• **Task description**
For this exercise, repeat all of the material verbatim apart from its images.

• **Provided entries**
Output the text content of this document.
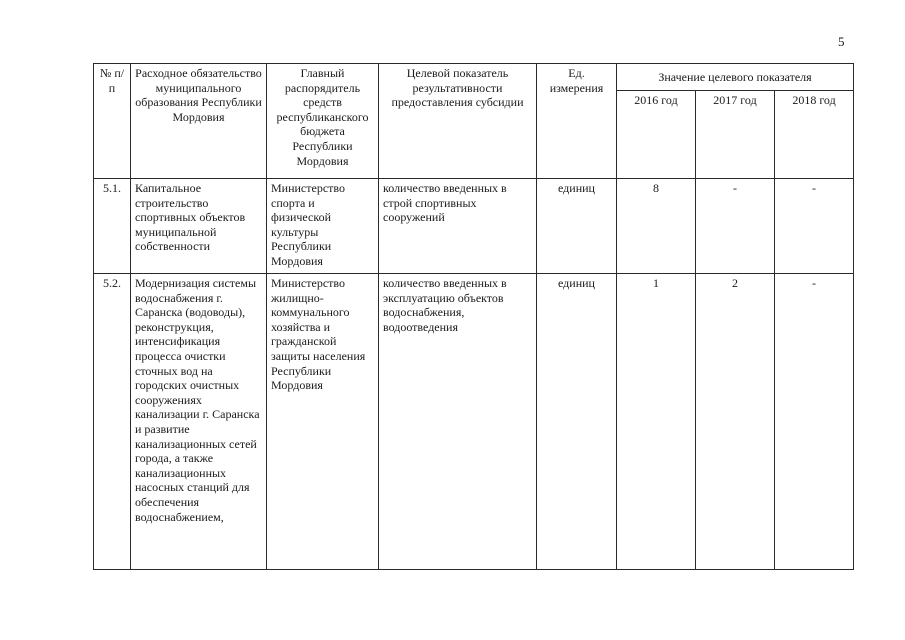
5
№ п/п	Расходное обязательство муниципального образования Республики Мордовия	Главный распорядитель средств республиканского бюджета Республики Мордовия	Целевой показатель результативности предоставления субсидии	Ед. измерения	Значение целевого показателя		
					2016 год	2017 год	2018 год
5.1.	Капитальное строительство спортивных объектов муниципальной собственности	Министерство спорта и физической культуры Республики Мордовия	количество введенных в строй спортивных сооружений	единиц	8	-	-
5.2.	Модернизация системы водоснабжения г. Саранска (водоводы), реконструкция, интенсификация процесса очистки сточных вод на городских очистных сооружениях канализации г. Саранска и развитие канализационных сетей города, а также канализационных насосных станций для обеспечения водоснабжением,	Министерство жилищно-коммунального хозяйства и гражданской защиты населения Республики Мордовия	количество введенных в эксплуатацию объектов водоснабжения, водоотведения	единиц	1	2	-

• **Task solution**
Output the text content of this document.
5
№ п/п	Расходное обязательство муниципального образования Республики Мордовия	Главный распорядитель средств республиканского бюджета Республики Мордовия	Целевой показатель результативности предоставления субсидии	Ед. измерения	Значение целевого показателя		
					2016 год	2017 год	2018 год
5.1.	Капитальное строительство спортивных объектов муниципальной собственности	Министерство спорта и физической культуры Республики Мордовия	количество введенных в строй спортивных сооружений	единиц	8	-	-
5.2.	Модернизация системы водоснабжения г. Саранска (водоводы), реконструкция, интенсификация процесса очистки сточных вод на городских очистных сооружениях канализации г. Саранска и развитие канализационных сетей города, а также канализационных насосных станций для обеспечения водоснабжением,	Министерство жилищно-коммунального хозяйства и гражданской защиты населения Республики Мордовия	количество введенных в эксплуатацию объектов водоснабжения, водоотведения	единиц	1	2	-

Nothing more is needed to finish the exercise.